◆ **What to produce**: Leave out the pictures and reproduce all of the data exactly.

◆ **Items**:
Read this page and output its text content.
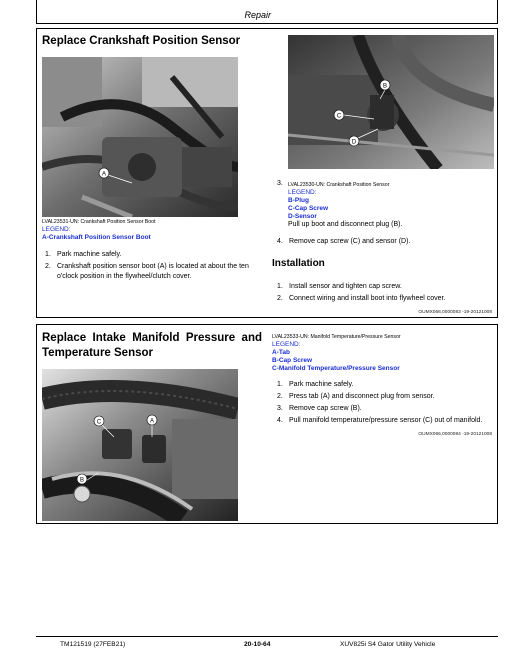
Repair
Replace Crankshaft Position Sensor
A
LVAL23531-UN: Crankshaft Position Sensor Boot
LEGEND:
A-Crankshaft Position Sensor Boot
1. Park machine safely.
2. Crankshaft position sensor boot (A) is located at about the ten o'clock position in the flywheel/clutch cover.
B
C
D
3. LVAL23530-UN: Crankshaft Position Sensor
LEGEND:
B-Plug
C-Cap Screw
D-Sensor
Pull up boot and disconnect plug (B).
4. Remove cap screw (C) and sensor (D).
Installation
1. Install sensor and tighten cap screw.
2. Connect wiring and install boot into flywheel cover.
OUMX066,0000083 -19-20121008
Replace Intake Manifold Pressure and Temperature Sensor
C	A
B
LVAL23533-UN: Manifold Temperature/Pressure Sensor
LEGEND:
A-Tab
B-Cap Screw
C-Manifold Temperature/Pressure Sensor
1. Park machine safely.
2. Press tab (A) and disconnect plug from sensor.
3. Remove cap screw (B).
4. Pull manifold temperature/pressure sensor (C) out of manifold.
OUMX066,0000084 -19-20121008
TM121519 (27FEB21)	20-10-64	XUV825i S4 Gator Utility Vehicle
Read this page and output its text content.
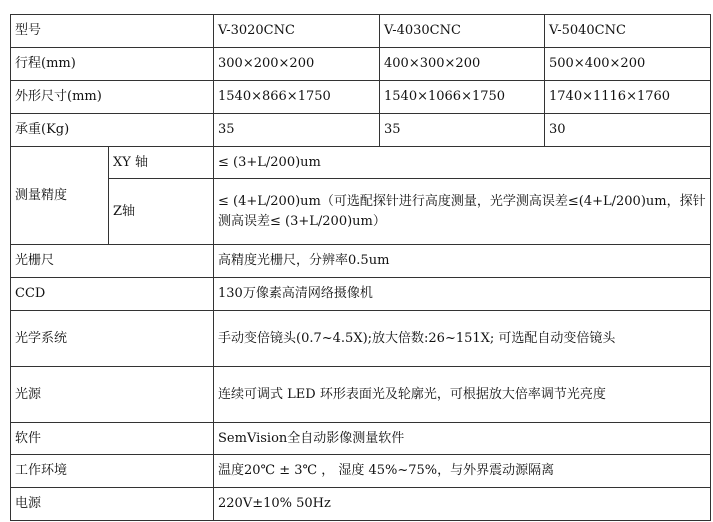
型号		V-3020CNC	V-4030CNC	V-5040CNC
行程(mm)		300×200×200	400×300×200	500×400×200
外形尺寸(mm)		1540×866×1750	1540×1066×1750	1740×1116×1760
承重(Kg)		35	35	30
测量精度	XY 轴	≤ (3+L/200)um		
	Z轴	≤ (4+L/200)um（可选配探针进行高度测量，光学测高误差≤(4+L/200)um，探针测高误差≤ (3+L/200)um）		
光栅尺		高精度光栅尺，分辨率0.5um		
CCD		130万像素高清网络摄像机		
光学系统		手动变倍镜头(0.7~4.5X);放大倍数:26~151X; 可选配自动变倍镜头		
光源		连续可调式 LED 环形表面光及轮廓光，可根据放大倍率调节光亮度		
软件		SemVision全自动影像测量软件		
工作环境		温度20℃ ± 3℃ ， 湿度 45%~75%，与外界震动源隔离		
电源		220V±10% 50Hz		
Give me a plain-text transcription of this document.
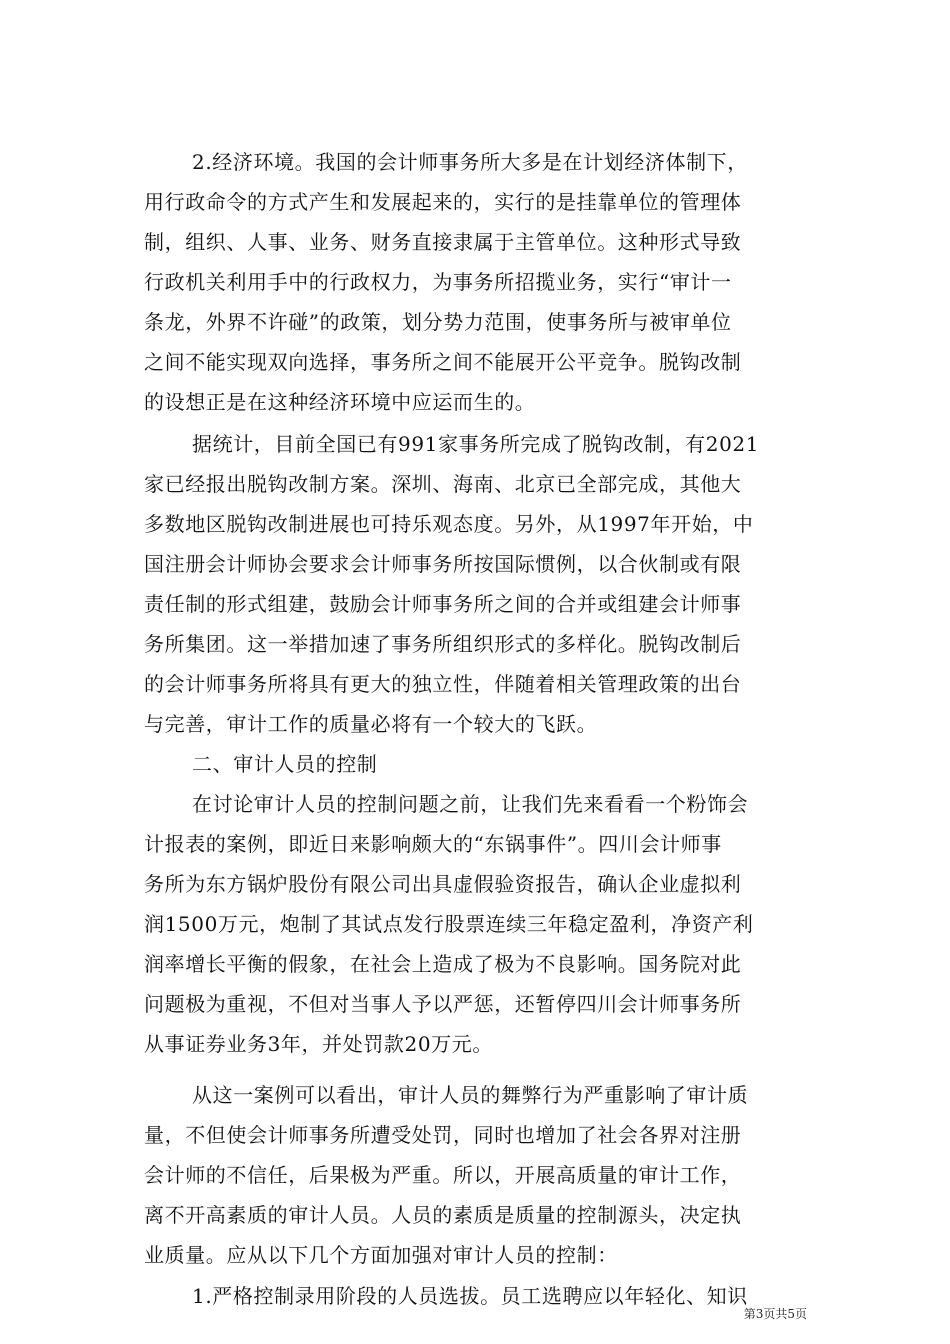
2.经济环境。我国的会计师事务所大多是在计划经济体制下，
用行政命令的方式产生和发展起来的，实行的是挂靠单位的管理体
制，组织、人事、业务、财务直接隶属于主管单位。这种形式导致
行政机关利用手中的行政权力，为事务所招揽业务，实行“审计一
条龙，外界不许碰”的政策，划分势力范围，使事务所与被审单位
之间不能实现双向选择，事务所之间不能展开公平竞争。脱钩改制
的设想正是在这种经济环境中应运而生的。
据统计，目前全国已有991家事务所完成了脱钩改制，有2021
家已经报出脱钩改制方案。深圳、海南、北京已全部完成，其他大
多数地区脱钩改制进展也可持乐观态度。另外，从1997年开始，中
国注册会计师协会要求会计师事务所按国际惯例，以合伙制或有限
责任制的形式组建，鼓励会计师事务所之间的合并或组建会计师事
务所集团。这一举措加速了事务所组织形式的多样化。脱钩改制后
的会计师事务所将具有更大的独立性，伴随着相关管理政策的出台
与完善，审计工作的质量必将有一个较大的飞跃。
二、审计人员的控制
在讨论审计人员的控制问题之前，让我们先来看看一个粉饰会
计报表的案例，即近日来影响颇大的“东锅事件”。四川会计师事
务所为东方锅炉股份有限公司出具虚假验资报告，确认企业虚拟利
润1500万元，炮制了其试点发行股票连续三年稳定盈利，净资产利
润率增长平衡的假象，在社会上造成了极为不良影响。国务院对此
问题极为重视，不但对当事人予以严惩，还暂停四川会计师事务所
从事证券业务3年，并处罚款20万元。
从这一案例可以看出，审计人员的舞弊行为严重影响了审计质
量，不但使会计师事务所遭受处罚，同时也增加了社会各界对注册
会计师的不信任，后果极为严重。所以，开展高质量的审计工作，
离不开高素质的审计人员。人员的素质是质量的控制源头，决定执
业质量。应从以下几个方面加强对审计人员的控制：
1.严格控制录用阶段的人员选拔。员工选聘应以年轻化、知识
第3页共5页
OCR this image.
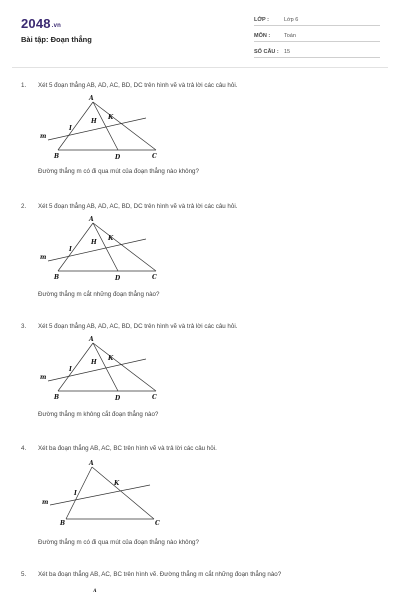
2048.vn
Bài tập: Đoạn thẳng
LỚP :	Lớp 6
MÔN :	Toán
SỐ CÂU : 15
1. Xét 5 đoạn thẳng AB, AD, AC, BD, DC trên hình vẽ và trả lời các câu hỏi.
A
B	D	C
H
I
K
m
Đường thẳng m có đi qua mút của đoạn thẳng nào không?
2. Xét 5 đoạn thẳng AB, AD, AC, BD, DC trên hình vẽ và trả lời các câu hỏi.
A
B	D	C
H
I
K
m
Đường thẳng m cắt những đoạn thẳng nào?
3. Xét 5 đoạn thẳng AB, AD, AC, BD, DC trên hình vẽ và trả lời các câu hỏi.
A
B	D	C
H
I
K
m
Đường thẳng m không cắt đoạn thẳng nào?
4. Xét ba đoạn thẳng AB, AC, BC trên hình vẽ và trả lời các câu hỏi.
A
B	C
I
K
m
Đường thẳng m có đi qua mút của đoạn thẳng nào không?
5. Xét ba đoạn thẳng AB, AC, BC trên hình vẽ. Đường thẳng m cắt những đoạn thẳng nào?
A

◆ **Written response**:
Read this page and output its text content.
Repair
Replace Crankshaft Position Sensor
A
LVAL23531-UN: Crankshaft Position Sensor Boot
LEGEND:
A-Crankshaft Position Sensor Boot
1. Park machine safely.
2. Crankshaft position sensor boot (A) is located at about the ten o'clock position in the flywheel/clutch cover.
B
C
D
3. LVAL23530-UN: Crankshaft Position Sensor
LEGEND:
B-Plug
C-Cap Screw
D-Sensor
Pull up boot and disconnect plug (B).
4. Remove cap screw (C) and sensor (D).
Installation
1. Install sensor and tighten cap screw.
2. Connect wiring and install boot into flywheel cover.
OUMX066,0000083 -19-20121008
Replace Intake Manifold Pressure and Temperature Sensor
C	A
B
LVAL23533-UN: Manifold Temperature/Pressure Sensor
LEGEND:
A-Tab
B-Cap Screw
C-Manifold Temperature/Pressure Sensor
1. Park machine safely.
2. Press tab (A) and disconnect plug from sensor.
3. Remove cap screw (B).
4. Pull manifold temperature/pressure sensor (C) out of manifold.
OUMX066,0000084 -19-20121008
TM121519 (27FEB21)	20-10-64	XUV825i S4 Gator Utility Vehicle
Read this page and output its text content.
型号		V-3020CNC	V-4030CNC	V-5040CNC
行程(mm)		300×200×200	400×300×200	500×400×200
外形尺寸(mm)		1540×866×1750	1540×1066×1750	1740×1116×1760
承重(Kg)		35	35	30
测量精度	XY 轴	≤ (3+L/200)um		
	Z轴	≤ (4+L/200)um（可选配探针进行高度测量，光学测高误差≤(4+L/200)um，探针测高误差≤ (3+L/200)um）		
光栅尺		高精度光栅尺，分辨率0.5um		
CCD		130万像素高清网络摄像机		
光学系统		手动变倍镜头(0.7~4.5X);放大倍数:26~151X; 可选配自动变倍镜头		
光源		连续可调式 LED 环形表面光及轮廓光，可根据放大倍率调节光亮度		
软件		SemVision全自动影像测量软件		
工作环境		温度20℃ ± 3℃ ， 湿度 45%~75%，与外界震动源隔离		
电源		220V±10% 50Hz		
Give me a plain-text transcription of this document.
2.经济环境。我国的会计师事务所大多是在计划经济体制下，
用行政命令的方式产生和发展起来的，实行的是挂靠单位的管理体
制，组织、人事、业务、财务直接隶属于主管单位。这种形式导致
行政机关利用手中的行政权力，为事务所招揽业务，实行“审计一
条龙，外界不许碰”的政策，划分势力范围，使事务所与被审单位
之间不能实现双向选择，事务所之间不能展开公平竞争。脱钩改制
的设想正是在这种经济环境中应运而生的。
据统计，目前全国已有991家事务所完成了脱钩改制，有2021
家已经报出脱钩改制方案。深圳、海南、北京已全部完成，其他大
多数地区脱钩改制进展也可持乐观态度。另外，从1997年开始，中
国注册会计师协会要求会计师事务所按国际惯例，以合伙制或有限
责任制的形式组建，鼓励会计师事务所之间的合并或组建会计师事
务所集团。这一举措加速了事务所组织形式的多样化。脱钩改制后
的会计师事务所将具有更大的独立性，伴随着相关管理政策的出台
与完善，审计工作的质量必将有一个较大的飞跃。
二、审计人员的控制
在讨论审计人员的控制问题之前，让我们先来看看一个粉饰会
计报表的案例，即近日来影响颇大的“东锅事件”。四川会计师事
务所为东方锅炉股份有限公司出具虚假验资报告，确认企业虚拟利
润1500万元，炮制了其试点发行股票连续三年稳定盈利，净资产利
润率增长平衡的假象，在社会上造成了极为不良影响。国务院对此
问题极为重视，不但对当事人予以严惩，还暂停四川会计师事务所
从事证券业务3年，并处罚款20万元。
从这一案例可以看出，审计人员的舞弊行为严重影响了审计质
量，不但使会计师事务所遭受处罚，同时也增加了社会各界对注册
会计师的不信任，后果极为严重。所以，开展高质量的审计工作，
离不开高素质的审计人员。人员的素质是质量的控制源头，决定执
业质量。应从以下几个方面加强对审计人员的控制：
1.严格控制录用阶段的人员选拔。员工选聘应以年轻化、知识
第3页共5页
OCR this image.
2048.vn
Bài tập: Đoạn thẳng
LỚP :	Lớp 6
MÔN :	Toán
SỐ CÂU : 15
1. Xét 5 đoạn thẳng AB, AD, AC, BD, DC trên hình vẽ và trả lời các câu hỏi.
A
B	D	C
H
I
K
m
Đường thẳng m có đi qua mút của đoạn thẳng nào không?
2. Xét 5 đoạn thẳng AB, AD, AC, BD, DC trên hình vẽ và trả lời các câu hỏi.
A
B	D	C
H
I
K
m
Đường thẳng m cắt những đoạn thẳng nào?
3. Xét 5 đoạn thẳng AB, AD, AC, BD, DC trên hình vẽ và trả lời các câu hỏi.
A
B	D	C
H
I
K
m
Đường thẳng m không cắt đoạn thẳng nào?
4. Xét ba đoạn thẳng AB, AC, BC trên hình vẽ và trả lời các câu hỏi.
A
B	C
I
K
m
Đường thẳng m có đi qua mút của đoạn thẳng nào không?
5. Xét ba đoạn thẳng AB, AC, BC trên hình vẽ. Đường thẳng m cắt những đoạn thẳng nào?
A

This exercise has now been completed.